__Excerpt provided__.

(begin)

Original Cinemaniac

Black Glove Cinema- 21 Great Giallos

Recently I bought Troy Howarth’s excellent books- So Deadly, So Perverse (Volumes 1 & 2), covering 50 years of the Italian “Giallo” thriller. “Giallos” were the yellow paperbacks that signified a certain type of sexy mystery, and the movies reflected the 70s and 80s culture with groovy fashions, modern apartments, gorgeous women in peril, and a black-gloved figure menacing them.

A friend pointed out that there’s usually close ups of bottles of scotch in many of these movies and while going through the films again I was shocked at how right this was. If it’s product placement, then every Italian thriller was subsidized by J & B.

The maestro of the macabre Mario Bava is credited with ushering in these films with The Girl Who Knew Too Much (aka Evil Eye), which includes many of the tropes used in subsequent thrillers. But it was Dario Argento’s international hit-  The Bird With The Crystal Plumage, that formed the template which was copied endlessly by other Italian directors, often slipping animal and insect names into the title, like Four Flies On Grey Velvet, The Iquana With The Tongue Of Fire, Cat ‘o Nine Tails, The Bloodstained Butterfly etc.). The convoluted plots were usually rife with sex and violence. I often get an urge to re-watch these films, and now with many of them showing up remastered on Blu-ray, it’s been a pleasure wallowing in the twisty plots of this perversely enjoyable genre. Here are 21 that really rise to the top of my “Giallo” favorites:

Blood And Black Lace (Mario Bava). A mysterious, masked psycho stalks victims around a haute couture fashion salon. The director’s imaginative use of lighting and color influenced filmmakers as varied as Martin Scorsese and Tim Burton. Every frame of this film is exquisite. Just the credit sequence with color tableaus showing the stars of the film is absolutely brilliant.

(end)

(Listings of elements and regions)
(begin)

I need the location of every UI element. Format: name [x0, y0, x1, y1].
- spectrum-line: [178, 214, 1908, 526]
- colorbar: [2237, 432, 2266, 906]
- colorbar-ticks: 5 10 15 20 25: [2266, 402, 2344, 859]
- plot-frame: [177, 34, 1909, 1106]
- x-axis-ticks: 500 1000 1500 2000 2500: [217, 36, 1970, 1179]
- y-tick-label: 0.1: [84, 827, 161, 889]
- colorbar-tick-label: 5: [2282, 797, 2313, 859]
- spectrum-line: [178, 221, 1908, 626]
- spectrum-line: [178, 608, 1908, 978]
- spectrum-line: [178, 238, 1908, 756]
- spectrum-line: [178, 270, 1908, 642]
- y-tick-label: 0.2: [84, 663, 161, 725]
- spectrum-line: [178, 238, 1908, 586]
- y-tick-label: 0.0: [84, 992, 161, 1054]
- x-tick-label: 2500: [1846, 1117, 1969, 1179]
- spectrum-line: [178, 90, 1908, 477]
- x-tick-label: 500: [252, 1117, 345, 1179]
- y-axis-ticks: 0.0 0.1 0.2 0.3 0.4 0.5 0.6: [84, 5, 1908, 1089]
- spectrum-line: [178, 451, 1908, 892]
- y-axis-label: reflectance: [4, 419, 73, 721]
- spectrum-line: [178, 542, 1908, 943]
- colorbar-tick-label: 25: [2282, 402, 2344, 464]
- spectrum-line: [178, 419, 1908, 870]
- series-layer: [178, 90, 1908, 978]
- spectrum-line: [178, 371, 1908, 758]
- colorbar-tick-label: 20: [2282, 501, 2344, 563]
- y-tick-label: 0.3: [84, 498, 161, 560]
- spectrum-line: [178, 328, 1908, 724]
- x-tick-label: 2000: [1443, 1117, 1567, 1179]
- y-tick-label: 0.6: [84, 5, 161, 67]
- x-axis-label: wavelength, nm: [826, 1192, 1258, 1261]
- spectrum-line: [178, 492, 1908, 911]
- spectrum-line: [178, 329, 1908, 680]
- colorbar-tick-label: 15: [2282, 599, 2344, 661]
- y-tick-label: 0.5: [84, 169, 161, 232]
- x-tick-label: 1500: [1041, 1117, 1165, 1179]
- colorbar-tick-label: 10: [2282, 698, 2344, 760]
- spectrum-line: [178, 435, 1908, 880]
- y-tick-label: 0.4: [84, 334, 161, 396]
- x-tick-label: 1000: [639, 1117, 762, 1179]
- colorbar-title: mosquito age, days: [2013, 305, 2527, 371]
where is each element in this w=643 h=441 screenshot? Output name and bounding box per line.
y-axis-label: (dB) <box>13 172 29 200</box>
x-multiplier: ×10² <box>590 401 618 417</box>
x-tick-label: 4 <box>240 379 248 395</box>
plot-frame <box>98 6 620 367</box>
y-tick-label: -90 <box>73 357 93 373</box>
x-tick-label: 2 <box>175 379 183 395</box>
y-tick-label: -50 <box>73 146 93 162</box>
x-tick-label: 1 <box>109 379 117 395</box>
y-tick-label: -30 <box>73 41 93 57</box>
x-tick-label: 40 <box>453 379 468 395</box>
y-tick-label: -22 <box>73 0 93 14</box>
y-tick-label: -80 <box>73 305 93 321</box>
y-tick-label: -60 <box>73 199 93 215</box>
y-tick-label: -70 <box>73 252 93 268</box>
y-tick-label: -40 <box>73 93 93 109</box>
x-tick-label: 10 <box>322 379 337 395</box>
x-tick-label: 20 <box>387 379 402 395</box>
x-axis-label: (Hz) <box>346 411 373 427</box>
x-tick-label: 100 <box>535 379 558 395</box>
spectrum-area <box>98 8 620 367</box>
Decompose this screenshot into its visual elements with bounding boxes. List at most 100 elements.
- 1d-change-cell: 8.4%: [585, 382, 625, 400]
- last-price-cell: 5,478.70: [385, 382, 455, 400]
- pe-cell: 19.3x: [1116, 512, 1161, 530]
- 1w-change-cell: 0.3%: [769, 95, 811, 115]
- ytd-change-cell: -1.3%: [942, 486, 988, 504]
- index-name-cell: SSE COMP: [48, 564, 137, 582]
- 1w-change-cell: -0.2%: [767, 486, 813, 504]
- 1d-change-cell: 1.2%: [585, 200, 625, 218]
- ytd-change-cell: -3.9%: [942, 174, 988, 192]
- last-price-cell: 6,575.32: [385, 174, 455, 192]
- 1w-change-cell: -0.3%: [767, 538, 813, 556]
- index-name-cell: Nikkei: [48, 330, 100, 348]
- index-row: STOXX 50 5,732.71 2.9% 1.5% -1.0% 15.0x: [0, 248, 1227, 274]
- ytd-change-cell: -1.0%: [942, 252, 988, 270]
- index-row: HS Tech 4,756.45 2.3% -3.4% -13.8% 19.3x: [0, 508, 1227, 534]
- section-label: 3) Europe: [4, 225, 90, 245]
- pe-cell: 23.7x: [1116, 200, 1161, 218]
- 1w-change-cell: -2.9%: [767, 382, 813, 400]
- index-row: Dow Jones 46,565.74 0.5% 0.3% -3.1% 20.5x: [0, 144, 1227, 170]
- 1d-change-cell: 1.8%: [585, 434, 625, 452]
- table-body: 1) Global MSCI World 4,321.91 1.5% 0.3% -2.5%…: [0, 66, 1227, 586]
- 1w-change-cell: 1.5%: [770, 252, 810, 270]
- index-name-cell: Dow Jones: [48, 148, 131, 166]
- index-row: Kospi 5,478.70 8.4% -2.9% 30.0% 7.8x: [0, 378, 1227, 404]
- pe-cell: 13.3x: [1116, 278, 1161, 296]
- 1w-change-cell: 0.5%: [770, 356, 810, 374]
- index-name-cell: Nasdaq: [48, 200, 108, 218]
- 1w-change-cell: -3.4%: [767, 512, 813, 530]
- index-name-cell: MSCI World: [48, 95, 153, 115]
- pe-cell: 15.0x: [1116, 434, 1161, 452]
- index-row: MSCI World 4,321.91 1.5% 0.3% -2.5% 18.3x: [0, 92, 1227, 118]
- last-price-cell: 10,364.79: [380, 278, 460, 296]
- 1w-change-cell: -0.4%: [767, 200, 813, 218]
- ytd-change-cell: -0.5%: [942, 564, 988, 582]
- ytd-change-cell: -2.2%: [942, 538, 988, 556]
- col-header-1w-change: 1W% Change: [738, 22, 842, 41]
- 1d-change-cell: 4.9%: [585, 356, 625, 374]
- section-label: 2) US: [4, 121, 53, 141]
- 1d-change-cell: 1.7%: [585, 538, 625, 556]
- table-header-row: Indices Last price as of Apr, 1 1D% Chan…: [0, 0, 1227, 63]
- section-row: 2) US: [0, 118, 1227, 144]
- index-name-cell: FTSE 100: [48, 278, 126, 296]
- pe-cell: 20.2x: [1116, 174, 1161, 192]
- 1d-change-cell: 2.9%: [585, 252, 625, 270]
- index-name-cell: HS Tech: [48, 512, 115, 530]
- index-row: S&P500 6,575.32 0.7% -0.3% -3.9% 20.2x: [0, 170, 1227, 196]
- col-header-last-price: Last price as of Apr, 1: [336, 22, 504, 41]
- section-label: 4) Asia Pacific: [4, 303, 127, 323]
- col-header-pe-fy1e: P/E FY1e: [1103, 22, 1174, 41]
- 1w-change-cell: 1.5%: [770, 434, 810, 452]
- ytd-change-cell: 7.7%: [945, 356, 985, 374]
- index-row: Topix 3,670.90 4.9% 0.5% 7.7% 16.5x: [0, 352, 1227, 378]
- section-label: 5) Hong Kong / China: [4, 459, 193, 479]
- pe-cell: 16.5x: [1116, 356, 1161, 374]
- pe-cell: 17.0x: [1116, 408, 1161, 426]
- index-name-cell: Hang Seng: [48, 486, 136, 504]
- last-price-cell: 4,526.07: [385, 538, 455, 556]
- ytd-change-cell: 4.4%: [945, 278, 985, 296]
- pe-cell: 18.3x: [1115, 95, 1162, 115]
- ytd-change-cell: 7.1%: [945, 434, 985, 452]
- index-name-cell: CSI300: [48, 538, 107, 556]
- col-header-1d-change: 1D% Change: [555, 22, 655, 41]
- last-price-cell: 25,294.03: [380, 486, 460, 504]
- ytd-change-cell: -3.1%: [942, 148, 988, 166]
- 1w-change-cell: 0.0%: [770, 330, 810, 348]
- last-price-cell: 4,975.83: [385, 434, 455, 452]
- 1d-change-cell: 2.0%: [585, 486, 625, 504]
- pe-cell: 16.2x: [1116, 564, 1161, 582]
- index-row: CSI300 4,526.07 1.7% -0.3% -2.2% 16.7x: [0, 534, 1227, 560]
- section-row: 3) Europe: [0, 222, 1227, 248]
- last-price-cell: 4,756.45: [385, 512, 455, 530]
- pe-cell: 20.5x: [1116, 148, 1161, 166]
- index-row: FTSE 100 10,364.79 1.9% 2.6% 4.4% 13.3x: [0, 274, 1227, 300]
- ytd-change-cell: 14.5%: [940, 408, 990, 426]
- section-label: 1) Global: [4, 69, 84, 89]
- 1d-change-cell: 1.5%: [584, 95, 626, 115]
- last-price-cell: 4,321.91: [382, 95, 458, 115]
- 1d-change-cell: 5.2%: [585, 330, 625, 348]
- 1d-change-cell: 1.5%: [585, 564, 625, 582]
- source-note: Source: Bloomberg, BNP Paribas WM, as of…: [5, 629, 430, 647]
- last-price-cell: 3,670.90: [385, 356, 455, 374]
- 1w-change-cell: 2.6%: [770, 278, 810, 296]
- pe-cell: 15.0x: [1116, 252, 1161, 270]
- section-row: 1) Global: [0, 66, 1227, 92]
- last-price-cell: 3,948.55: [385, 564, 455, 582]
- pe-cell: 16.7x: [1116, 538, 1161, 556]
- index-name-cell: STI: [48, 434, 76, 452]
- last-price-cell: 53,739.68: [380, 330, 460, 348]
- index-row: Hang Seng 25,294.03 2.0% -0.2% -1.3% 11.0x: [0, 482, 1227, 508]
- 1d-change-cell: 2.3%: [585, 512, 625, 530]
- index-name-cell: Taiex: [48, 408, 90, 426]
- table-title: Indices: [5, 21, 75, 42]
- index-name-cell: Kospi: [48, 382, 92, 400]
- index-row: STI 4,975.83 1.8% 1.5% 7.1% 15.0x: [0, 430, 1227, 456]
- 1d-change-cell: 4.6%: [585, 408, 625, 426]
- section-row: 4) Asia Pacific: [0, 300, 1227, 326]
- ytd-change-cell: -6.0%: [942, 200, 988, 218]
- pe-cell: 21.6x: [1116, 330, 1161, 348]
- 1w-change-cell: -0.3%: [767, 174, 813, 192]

(end)

__Set task__. Please carry on the piece about giallo thrillers from its last sentence onward. The records have no part in this work.

__Expected output__.
The Bird With The Crystal Plumage (Dario Argento). Tony Musante plays an American author who stumbles on the scene of an attempted murder at an art gallery and saves a woman’s life. His passport is confiscated and he is unable to leave the city, so he turns amateur detective, putting himself and his beautiful girlfriend (Suzy Kendall) in jeopardy. Stylish, smart and incredibly suspenseful, with stunning visuals from cinematographer Vittorio Storaro and a haunting Ennio Morricone score. This still seems thrillingly fresh.

Black Belly Of The Tarantula (Paolo Cavara) Excellent mystery about a psychopath targeting “loose” women and using an acupuncture needle first to incapacitate them before killing them. Giancarlo Giannini (Seven Beauties) plays the conflicted policeman, unsure if he is up to the task of solving the crimes. Stefania Sandrelli (The Conformist) plays his loving wife. Expertly directed and with wonderful co-stars (Rossella Falk, Barbara Bach, Barbara Bouchet), everything just works perfectly here.

Seven Blood-Stained Orchids (Umberto Lenzi) Seemingly random woman are murdered and a half-moon pendant is left at the scene of the crime. One of the victims lives, but pretends to have died and hides out with her husband. This terrific thriller was vaguely based on famed mystery writer Cornell Woolrich’s Rendezvous In Black. It’s a uniquely perverse idea for a murderer’s motive. By all means check out the movies director Lenzi did with actress Carroll Baker like Paranoia (1969), So Sweet, So Perverse (1969), A Quiet Place To Kill (1970) and Knife Of Ice (1972). They’re wonderfully warped.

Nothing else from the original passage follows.